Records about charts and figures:
## start
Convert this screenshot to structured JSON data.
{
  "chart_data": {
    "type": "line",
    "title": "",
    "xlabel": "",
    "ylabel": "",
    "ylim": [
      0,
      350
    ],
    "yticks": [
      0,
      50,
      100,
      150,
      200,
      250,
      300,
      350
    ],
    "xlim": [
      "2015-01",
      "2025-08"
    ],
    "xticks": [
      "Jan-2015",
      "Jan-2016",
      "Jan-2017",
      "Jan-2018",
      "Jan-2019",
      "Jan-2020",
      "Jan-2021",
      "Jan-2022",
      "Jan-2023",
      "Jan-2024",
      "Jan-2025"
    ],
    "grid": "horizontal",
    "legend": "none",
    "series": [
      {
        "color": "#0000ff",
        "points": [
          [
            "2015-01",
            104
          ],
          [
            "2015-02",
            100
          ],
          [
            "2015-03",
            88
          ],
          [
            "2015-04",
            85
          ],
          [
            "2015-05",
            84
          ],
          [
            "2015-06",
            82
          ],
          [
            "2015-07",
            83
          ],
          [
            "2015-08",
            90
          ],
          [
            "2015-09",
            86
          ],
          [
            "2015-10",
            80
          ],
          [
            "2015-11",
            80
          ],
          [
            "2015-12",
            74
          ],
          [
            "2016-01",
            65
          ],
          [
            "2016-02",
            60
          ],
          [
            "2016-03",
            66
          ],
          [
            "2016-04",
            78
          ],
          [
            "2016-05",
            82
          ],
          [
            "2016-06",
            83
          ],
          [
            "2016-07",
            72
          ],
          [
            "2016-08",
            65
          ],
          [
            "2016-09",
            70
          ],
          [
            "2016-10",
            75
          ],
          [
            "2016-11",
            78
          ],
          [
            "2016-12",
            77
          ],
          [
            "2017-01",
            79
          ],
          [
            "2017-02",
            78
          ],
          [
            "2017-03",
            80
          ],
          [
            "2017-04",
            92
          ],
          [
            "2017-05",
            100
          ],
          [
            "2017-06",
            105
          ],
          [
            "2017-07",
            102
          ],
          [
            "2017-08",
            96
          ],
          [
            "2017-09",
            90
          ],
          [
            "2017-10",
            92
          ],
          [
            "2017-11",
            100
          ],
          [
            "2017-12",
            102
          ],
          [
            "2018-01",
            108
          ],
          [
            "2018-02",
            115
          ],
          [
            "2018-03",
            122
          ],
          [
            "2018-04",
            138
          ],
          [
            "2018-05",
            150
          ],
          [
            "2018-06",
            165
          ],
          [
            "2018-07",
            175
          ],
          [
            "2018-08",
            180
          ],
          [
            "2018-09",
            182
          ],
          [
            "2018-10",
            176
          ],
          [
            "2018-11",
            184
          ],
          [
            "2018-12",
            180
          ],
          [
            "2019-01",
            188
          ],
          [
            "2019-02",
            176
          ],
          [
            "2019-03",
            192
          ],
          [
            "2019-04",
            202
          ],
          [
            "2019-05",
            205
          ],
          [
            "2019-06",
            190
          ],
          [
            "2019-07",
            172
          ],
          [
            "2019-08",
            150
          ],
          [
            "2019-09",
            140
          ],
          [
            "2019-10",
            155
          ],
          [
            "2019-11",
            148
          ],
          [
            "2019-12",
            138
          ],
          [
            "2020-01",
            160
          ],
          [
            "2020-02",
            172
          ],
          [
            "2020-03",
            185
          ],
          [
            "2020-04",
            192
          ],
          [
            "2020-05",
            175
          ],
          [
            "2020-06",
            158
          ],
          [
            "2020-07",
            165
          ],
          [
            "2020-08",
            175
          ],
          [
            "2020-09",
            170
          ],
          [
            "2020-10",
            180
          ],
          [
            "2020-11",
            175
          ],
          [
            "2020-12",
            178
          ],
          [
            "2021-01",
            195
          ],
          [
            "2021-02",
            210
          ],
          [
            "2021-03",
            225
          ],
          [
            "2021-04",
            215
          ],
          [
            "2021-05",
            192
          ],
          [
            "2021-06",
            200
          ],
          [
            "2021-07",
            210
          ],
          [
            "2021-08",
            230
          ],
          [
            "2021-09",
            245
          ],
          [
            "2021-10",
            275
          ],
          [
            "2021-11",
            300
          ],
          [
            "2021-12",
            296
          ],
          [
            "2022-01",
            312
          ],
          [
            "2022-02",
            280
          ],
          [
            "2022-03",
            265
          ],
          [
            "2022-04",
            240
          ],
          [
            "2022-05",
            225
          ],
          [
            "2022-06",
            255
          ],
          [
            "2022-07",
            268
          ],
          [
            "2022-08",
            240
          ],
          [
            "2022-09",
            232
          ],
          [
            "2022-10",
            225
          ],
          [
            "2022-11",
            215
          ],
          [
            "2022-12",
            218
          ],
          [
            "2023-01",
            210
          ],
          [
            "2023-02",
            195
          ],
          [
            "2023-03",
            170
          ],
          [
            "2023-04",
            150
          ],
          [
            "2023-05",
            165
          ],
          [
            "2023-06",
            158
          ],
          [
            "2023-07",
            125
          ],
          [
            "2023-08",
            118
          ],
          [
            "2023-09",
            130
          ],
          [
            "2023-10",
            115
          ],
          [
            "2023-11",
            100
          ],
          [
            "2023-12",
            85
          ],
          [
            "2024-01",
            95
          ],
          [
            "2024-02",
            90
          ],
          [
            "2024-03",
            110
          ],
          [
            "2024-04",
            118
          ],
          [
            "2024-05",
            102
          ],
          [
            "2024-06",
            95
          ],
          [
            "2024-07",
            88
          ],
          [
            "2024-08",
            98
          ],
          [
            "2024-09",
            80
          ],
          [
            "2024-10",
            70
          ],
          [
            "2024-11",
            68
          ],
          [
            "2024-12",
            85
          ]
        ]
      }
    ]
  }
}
## end
** Job **
All entries must be repeated verbatim.

** Final result **
Convert this screenshot to structured JSON data.
{
  "chart_data": {
    "type": "line",
    "title": "",
    "xlabel": "",
    "ylabel": "",
    "ylim": [
      0,
      350
    ],
    "yticks": [
      0,
      50,
      100,
      150,
      200,
      250,
      300,
      350
    ],
    "xlim": [
      "2015-01",
      "2025-08"
    ],
    "xticks": [
      "Jan-2015",
      "Jan-2016",
      "Jan-2017",
      "Jan-2018",
      "Jan-2019",
      "Jan-2020",
      "Jan-2021",
      "Jan-2022",
      "Jan-2023",
      "Jan-2024",
      "Jan-2025"
    ],
    "grid": "horizontal",
    "legend": "none",
    "series": [
      {
        "color": "#0000ff",
        "points": [
          [
            "2015-01",
            104
          ],
          [
            "2015-02",
            100
          ],
          [
            "2015-03",
            88
          ],
          [
            "2015-04",
            85
          ],
          [
            "2015-05",
            84
          ],
          [
            "2015-06",
            82
          ],
          [
            "2015-07",
            83
          ],
          [
            "2015-08",
            90
          ],
          [
            "2015-09",
            86
          ],
          [
            "2015-10",
            80
          ],
          [
            "2015-11",
            80
          ],
          [
            "2015-12",
            74
          ],
          [
            "2016-01",
            65
          ],
          [
            "2016-02",
            60
          ],
          [
            "2016-03",
            66
          ],
          [
            "2016-04",
            78
          ],
          [
            "2016-05",
            82
          ],
          [
            "2016-06",
            83
          ],
          [
            "2016-07",
            72
          ],
          [
            "2016-08",
            65
          ],
          [
            "2016-09",
            70
          ],
          [
            "2016-10",
            75
          ],
          [
            "2016-11",
            78
          ],
          [
            "2016-12",
            77
          ],
          [
            "2017-01",
            79
          ],
          [
            "2017-02",
            78
          ],
          [
            "2017-03",
            80
          ],
          [
            "2017-04",
            92
          ],
          [
            "2017-05",
            100
          ],
          [
            "2017-06",
            105
          ],
          [
            "2017-07",
            102
          ],
          [
            "2017-08",
            96
          ],
          [
            "2017-09",
            90
          ],
          [
            "2017-10",
            92
          ],
          [
            "2017-11",
            100
          ],
          [
            "2017-12",
            102
          ],
          [
            "2018-01",
            108
          ],
          [
            "2018-02",
            115
          ],
          [
            "2018-03",
            122
          ],
          [
            "2018-04",
            138
          ],
          [
            "2018-05",
            150
          ],
          [
            "2018-06",
            165
          ],
          [
            "2018-07",
            175
          ],
          [
            "2018-08",
            180
          ],
          [
            "2018-09",
            182
          ],
          [
            "2018-10",
            176
          ],
          [
            "2018-11",
            184
          ],
          [
            "2018-12",
            180
          ],
          [
            "2019-01",
            188
          ],
          [
            "2019-02",
            176
          ],
          [
            "2019-03",
            192
          ],
          [
            "2019-04",
            202
          ],
          [
            "2019-05",
            205
          ],
          [
            "2019-06",
            190
          ],
          [
            "2019-07",
            172
          ],
          [
            "2019-08",
            150
          ],
          [
            "2019-09",
            140
          ],
          [
            "2019-10",
            155
          ],
          [
            "2019-11",
            148
          ],
          [
            "2019-12",
            138
          ],
          [
            "2020-01",
            160
          ],
          [
            "2020-02",
            172
          ],
          [
            "2020-03",
            185
          ],
          [
            "2020-04",
            192
          ],
          [
            "2020-05",
            175
          ],
          [
            "2020-06",
            158
          ],
          [
            "2020-07",
            165
          ],
          [
            "2020-08",
            175
          ],
          [
            "2020-09",
            170
          ],
          [
            "2020-10",
            180
          ],
          [
            "2020-11",
            175
          ],
          [
            "2020-12",
            178
          ],
          [
            "2021-01",
            195
          ],
          [
            "2021-02",
            210
          ],
          [
            "2021-03",
            225
          ],
          [
            "2021-04",
            215
          ],
          [
            "2021-05",
            192
          ],
          [
            "2021-06",
            200
          ],
          [
            "2021-07",
            210
          ],
          [
            "2021-08",
            230
          ],
          [
            "2021-09",
            245
          ],
          [
            "2021-10",
            275
          ],
          [
            "2021-11",
            300
          ],
          [
            "2021-12",
            296
          ],
          [
            "2022-01",
            312
          ],
          [
            "2022-02",
            280
          ],
          [
            "2022-03",
            265
          ],
          [
            "2022-04",
            240
          ],
          [
            "2022-05",
            225
          ],
          [
            "2022-06",
            255
          ],
          [
            "2022-07",
            268
          ],
          [
            "2022-08",
            240
          ],
          [
            "2022-09",
            232
          ],
          [
            "2022-10",
            225
          ],
          [
            "2022-11",
            215
          ],
          [
            "2022-12",
            218
          ],
          [
            "2023-01",
            210
          ],
          [
            "2023-02",
            195
          ],
          [
            "2023-03",
            170
          ],
          [
            "2023-04",
            150
          ],
          [
            "2023-05",
            165
          ],
          [
            "2023-06",
            158
          ],
          [
            "2023-07",
            125
          ],
          [
            "2023-08",
            118
          ],
          [
            "2023-09",
            130
          ],
          [
            "2023-10",
            115
          ],
          [
            "2023-11",
            100
          ],
          [
            "2023-12",
            85
          ],
          [
            "2024-01",
            95
          ],
          [
            "2024-02",
            90
          ],
          [
            "2024-03",
            110
          ],
          [
            "2024-04",
            118
          ],
          [
            "2024-05",
            102
          ],
          [
            "2024-06",
            95
          ],
          [
            "2024-07",
            88
          ],
          [
            "2024-08",
            98
          ],
          [
            "2024-09",
            80
          ],
          [
            "2024-10",
            70
          ],
          [
            "2024-11",
            68
          ],
          [
            "2024-12",
            85
          ]
        ]
      }
    ]
  }
}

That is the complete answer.